> _Stated goal_
Extract each line of the material that follows exactly and omit its pictures.

Start of Input records

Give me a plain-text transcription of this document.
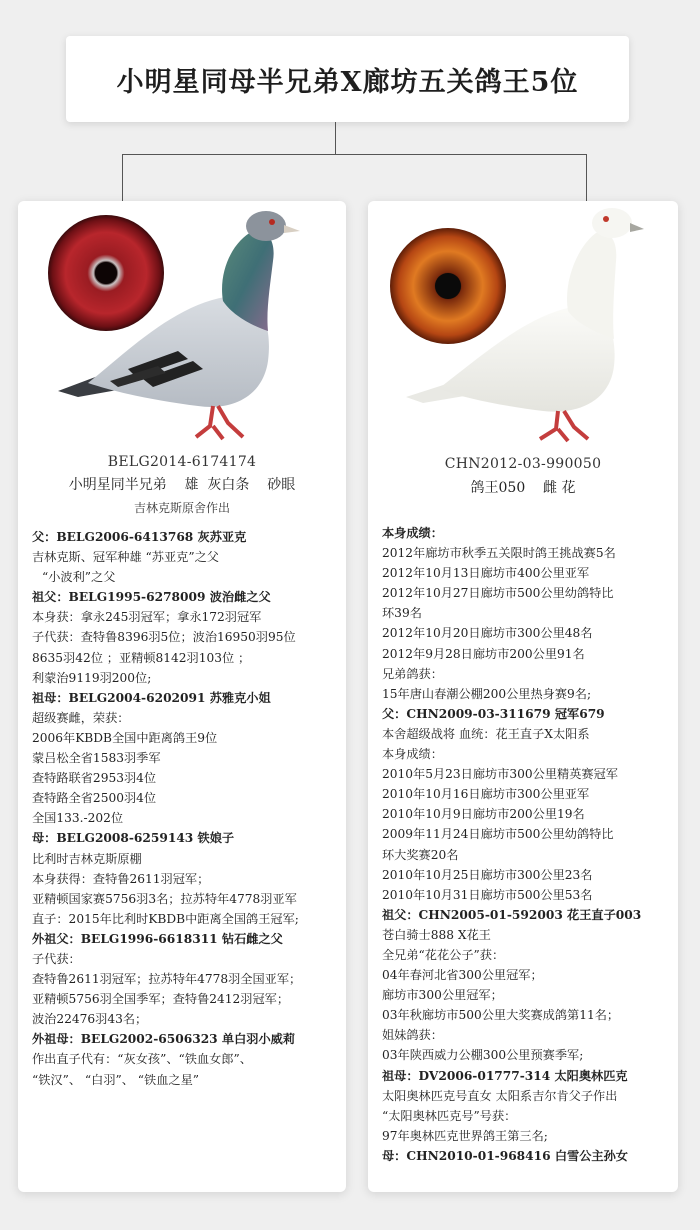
小明星同母半兄弟X廊坊五关鸽王5位
BELG2014-6174174
小明星同半兄弟    雄  灰白条    砂眼
吉林克斯原舍作出
父：BELG2006-6413768 灰苏亚克
吉林克斯、冠军种雄 “苏亚克”之父
“小波利”之父
祖父：BELG1995-6278009 波治雌之父
本身获：拿永245羽冠军；拿永172羽冠军
子代获：查特鲁8396羽5位；波治16950羽95位
8635羽42位 ；亚精顿8142羽103位 ；
利蒙治9119羽200位;
祖母：BELG2004-6202091 苏雅克小姐
超级赛雌，荣获：
2006年KBDB全国中距离鸽王9位
蒙吕松全省1583羽季军
查特路联省2953羽4位
查特路全省2500羽4位
全国133.-202位
母：BELG2008-6259143 铁娘子
比利时吉林克斯原棚
本身获得：查特鲁2611羽冠军；
亚精顿国家赛5756羽3名；拉苏特年4778羽亚军
直子：2015年比利时KBDB中距离全国鸽王冠军;
外祖父：BELG1996-6618311 钻石雌之父
子代获：
查特鲁2611羽冠军；拉苏特年4778羽全国亚军；
亚精顿5756羽全国季军；查特鲁2412羽冠军；
波治22476羽43名；
外祖母：BELG2002-6506323 单白羽小威莉
作出直子代有：“灰女孩”、“铁血女郎”、
“铁汉”、 “白羽”、 “铁血之星”
CHN2012-03-990050
鸽王050    雌 花
本身成绩：
2012年廊坊市秋季五关限时鸽王挑战赛5名
2012年10月13日廊坊市400公里亚军
2012年10月27日廊坊市500公里幼鸽特比
环39名
2012年10月20日廊坊市300公里48名
2012年9月28日廊坊市200公里91名
兄弟鸽获：
15年唐山春潮公棚200公里热身赛9名;
父：CHN2009-03-311679 冠军679
本舍超级战将 血统：花王直子X太阳系
本身成绩：
2010年5月23日廊坊市300公里精英赛冠军
2010年10月16日廊坊市300公里亚军
2010年10月9日廊坊市200公里19名
2009年11月24日廊坊市500公里幼鸽特比
环大奖赛20名
2010年10月25日廊坊市300公里23名
2010年10月31日廊坊市500公里53名
祖父：CHN2005-01-592003 花王直子003
苍白骑士888 X花王
全兄弟“花花公子”获：
04年春河北省300公里冠军；
廊坊市300公里冠军；
03年秋廊坊市500公里大奖赛成鸽第11名；
姐妹鸽获：
03年陕西威力公棚300公里预赛季军;
祖母：DV2006-01777-314 太阳奥林匹克
太阳奥林匹克号直女 太阳系吉尔肯父子作出
“太阳奥林匹克号”号获：
97年奥林匹克世界鸽王第三名;
母：CHN2010-01-968416 白雪公主孙女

End of Input records

> _Solution to the problem_
Give me a plain-text transcription of this document.
小明星同母半兄弟X廊坊五关鸽王5位
BELG2014-6174174
小明星同半兄弟    雄  灰白条    砂眼
吉林克斯原舍作出
父：BELG2006-6413768 灰苏亚克
吉林克斯、冠军种雄 “苏亚克”之父
“小波利”之父
祖父：BELG1995-6278009 波治雌之父
本身获：拿永245羽冠军；拿永172羽冠军
子代获：查特鲁8396羽5位；波治16950羽95位
8635羽42位 ；亚精顿8142羽103位 ；
利蒙治9119羽200位;
祖母：BELG2004-6202091 苏雅克小姐
超级赛雌，荣获：
2006年KBDB全国中距离鸽王9位
蒙吕松全省1583羽季军
查特路联省2953羽4位
查特路全省2500羽4位
全国133.-202位
母：BELG2008-6259143 铁娘子
比利时吉林克斯原棚
本身获得：查特鲁2611羽冠军；
亚精顿国家赛5756羽3名；拉苏特年4778羽亚军
直子：2015年比利时KBDB中距离全国鸽王冠军;
外祖父：BELG1996-6618311 钻石雌之父
子代获：
查特鲁2611羽冠军；拉苏特年4778羽全国亚军；
亚精顿5756羽全国季军；查特鲁2412羽冠军；
波治22476羽43名；
外祖母：BELG2002-6506323 单白羽小威莉
作出直子代有：“灰女孩”、“铁血女郎”、
“铁汉”、 “白羽”、 “铁血之星”
CHN2012-03-990050
鸽王050    雌 花
本身成绩：
2012年廊坊市秋季五关限时鸽王挑战赛5名
2012年10月13日廊坊市400公里亚军
2012年10月27日廊坊市500公里幼鸽特比
环39名
2012年10月20日廊坊市300公里48名
2012年9月28日廊坊市200公里91名
兄弟鸽获：
15年唐山春潮公棚200公里热身赛9名;
父：CHN2009-03-311679 冠军679
本舍超级战将 血统：花王直子X太阳系
本身成绩：
2010年5月23日廊坊市300公里精英赛冠军
2010年10月16日廊坊市300公里亚军
2010年10月9日廊坊市200公里19名
2009年11月24日廊坊市500公里幼鸽特比
环大奖赛20名
2010年10月25日廊坊市300公里23名
2010年10月31日廊坊市500公里53名
祖父：CHN2005-01-592003 花王直子003
苍白骑士888 X花王
全兄弟“花花公子”获：
04年春河北省300公里冠军；
廊坊市300公里冠军；
03年秋廊坊市500公里大奖赛成鸽第11名；
姐妹鸽获：
03年陕西威力公棚300公里预赛季军;
祖母：DV2006-01777-314 太阳奥林匹克
太阳奥林匹克号直女 太阳系吉尔肯父子作出
“太阳奥林匹克号”号获：
97年奥林匹克世界鸽王第三名;
母：CHN2010-01-968416 白雪公主孙女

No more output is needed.